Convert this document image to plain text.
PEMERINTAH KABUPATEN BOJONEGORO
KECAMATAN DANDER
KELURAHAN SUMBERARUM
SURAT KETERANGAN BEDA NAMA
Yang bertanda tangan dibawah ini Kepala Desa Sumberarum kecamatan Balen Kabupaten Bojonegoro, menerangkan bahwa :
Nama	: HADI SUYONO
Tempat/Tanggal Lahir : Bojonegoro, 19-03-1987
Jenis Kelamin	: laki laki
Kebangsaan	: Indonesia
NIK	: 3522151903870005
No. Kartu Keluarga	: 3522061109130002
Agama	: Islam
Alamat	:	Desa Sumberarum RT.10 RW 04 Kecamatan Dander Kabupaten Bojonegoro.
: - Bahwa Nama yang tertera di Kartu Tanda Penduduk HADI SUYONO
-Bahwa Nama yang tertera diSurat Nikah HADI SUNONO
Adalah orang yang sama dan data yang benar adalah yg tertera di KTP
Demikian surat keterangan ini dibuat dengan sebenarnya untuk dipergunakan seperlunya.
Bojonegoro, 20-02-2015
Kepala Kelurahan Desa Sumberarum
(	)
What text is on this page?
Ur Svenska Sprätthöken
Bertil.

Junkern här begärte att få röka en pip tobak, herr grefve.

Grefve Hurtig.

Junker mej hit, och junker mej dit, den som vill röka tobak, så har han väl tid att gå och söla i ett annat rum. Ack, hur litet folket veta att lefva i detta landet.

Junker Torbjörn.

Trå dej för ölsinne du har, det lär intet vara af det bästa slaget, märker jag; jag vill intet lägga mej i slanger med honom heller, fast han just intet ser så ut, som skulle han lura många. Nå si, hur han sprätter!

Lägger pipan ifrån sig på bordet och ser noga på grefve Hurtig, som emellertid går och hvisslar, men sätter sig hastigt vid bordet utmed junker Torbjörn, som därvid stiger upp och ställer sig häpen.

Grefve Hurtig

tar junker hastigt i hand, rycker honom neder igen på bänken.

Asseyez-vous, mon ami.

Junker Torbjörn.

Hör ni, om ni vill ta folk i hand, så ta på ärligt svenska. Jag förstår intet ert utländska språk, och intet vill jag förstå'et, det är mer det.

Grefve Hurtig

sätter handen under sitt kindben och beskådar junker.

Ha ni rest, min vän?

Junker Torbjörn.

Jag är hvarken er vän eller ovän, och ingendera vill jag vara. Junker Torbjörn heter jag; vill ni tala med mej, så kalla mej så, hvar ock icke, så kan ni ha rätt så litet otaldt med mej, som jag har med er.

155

**WHAT IS EXPECTED:**
Copy out all of the data exactly, leaving nothing out.

**OUTPUT BELOW:**
Convert this document image to plain text.
PEMERINTAH KABUPATEN BOJONEGORO
KECAMATAN DANDER
KELURAHAN SUMBERARUM
SURAT KETERANGAN BEDA NAMA
Yang bertanda tangan dibawah ini Kepala Desa Sumberarum kecamatan Balen Kabupaten Bojonegoro, menerangkan bahwa :
Nama	: HADI SUYONO
Tempat/Tanggal Lahir : Bojonegoro, 19-03-1987
Jenis Kelamin	: laki laki
Kebangsaan	: Indonesia
NIK	: 3522151903870005
No. Kartu Keluarga	: 3522061109130002
Agama	: Islam
Alamat	:	Desa Sumberarum RT.10 RW 04 Kecamatan Dander Kabupaten Bojonegoro.
: - Bahwa Nama yang tertera di Kartu Tanda Penduduk HADI SUYONO
-Bahwa Nama yang tertera diSurat Nikah HADI SUNONO
Adalah orang yang sama dan data yang benar adalah yg tertera di KTP
Demikian surat keterangan ini dibuat dengan sebenarnya untuk dipergunakan seperlunya.
Bojonegoro, 20-02-2015
Kepala Kelurahan Desa Sumberarum
(	)
What text is on this page?
Ur Svenska Sprätthöken
Bertil.

Junkern här begärte att få röka en pip tobak, herr grefve.

Grefve Hurtig.

Junker mej hit, och junker mej dit, den som vill röka tobak, så har han väl tid att gå och söla i ett annat rum. Ack, hur litet folket veta att lefva i detta landet.

Junker Torbjörn.

Trå dej för ölsinne du har, det lär intet vara af det bästa slaget, märker jag; jag vill intet lägga mej i slanger med honom heller, fast han just intet ser så ut, som skulle han lura många. Nå si, hur han sprätter!

Lägger pipan ifrån sig på bordet och ser noga på grefve Hurtig, som emellertid går och hvisslar, men sätter sig hastigt vid bordet utmed junker Torbjörn, som därvid stiger upp och ställer sig häpen.

Grefve Hurtig

tar junker hastigt i hand, rycker honom neder igen på bänken.

Asseyez-vous, mon ami.

Junker Torbjörn.

Hör ni, om ni vill ta folk i hand, så ta på ärligt svenska. Jag förstår intet ert utländska språk, och intet vill jag förstå'et, det är mer det.

Grefve Hurtig

sätter handen under sitt kindben och beskådar junker.

Ha ni rest, min vän?

Junker Torbjörn.

Jag är hvarken er vän eller ovän, och ingendera vill jag vara. Junker Torbjörn heter jag; vill ni tala med mej, så kalla mej så, hvar ock icke, så kan ni ha rätt så litet otaldt med mej, som jag har med er.

155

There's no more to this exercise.